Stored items
:::::

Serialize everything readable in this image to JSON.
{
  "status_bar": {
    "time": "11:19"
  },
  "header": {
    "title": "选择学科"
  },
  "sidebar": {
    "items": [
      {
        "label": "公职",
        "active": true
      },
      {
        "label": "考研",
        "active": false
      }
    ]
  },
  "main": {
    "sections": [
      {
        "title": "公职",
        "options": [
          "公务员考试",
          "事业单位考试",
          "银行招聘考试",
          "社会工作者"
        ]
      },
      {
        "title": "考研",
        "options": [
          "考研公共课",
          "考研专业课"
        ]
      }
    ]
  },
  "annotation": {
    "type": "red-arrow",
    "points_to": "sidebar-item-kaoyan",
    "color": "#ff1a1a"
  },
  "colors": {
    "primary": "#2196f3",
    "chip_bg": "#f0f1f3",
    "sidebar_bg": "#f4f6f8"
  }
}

:::::

Retype all of the material, keeping each line exact.

Serialize everything readable in this image to JSON.
{
  "status_bar": {
    "time": "11:19"
  },
  "header": {
    "title": "选择学科"
  },
  "sidebar": {
    "items": [
      {
        "label": "公职",
        "active": true
      },
      {
        "label": "考研",
        "active": false
      }
    ]
  },
  "main": {
    "sections": [
      {
        "title": "公职",
        "options": [
          "公务员考试",
          "事业单位考试",
          "银行招聘考试",
          "社会工作者"
        ]
      },
      {
        "title": "考研",
        "options": [
          "考研公共课",
          "考研专业课"
        ]
      }
    ]
  },
  "annotation": {
    "type": "red-arrow",
    "points_to": "sidebar-item-kaoyan",
    "color": "#ff1a1a"
  },
  "colors": {
    "primary": "#2196f3",
    "chip_bg": "#f0f1f3",
    "sidebar_bg": "#f4f6f8"
  }
}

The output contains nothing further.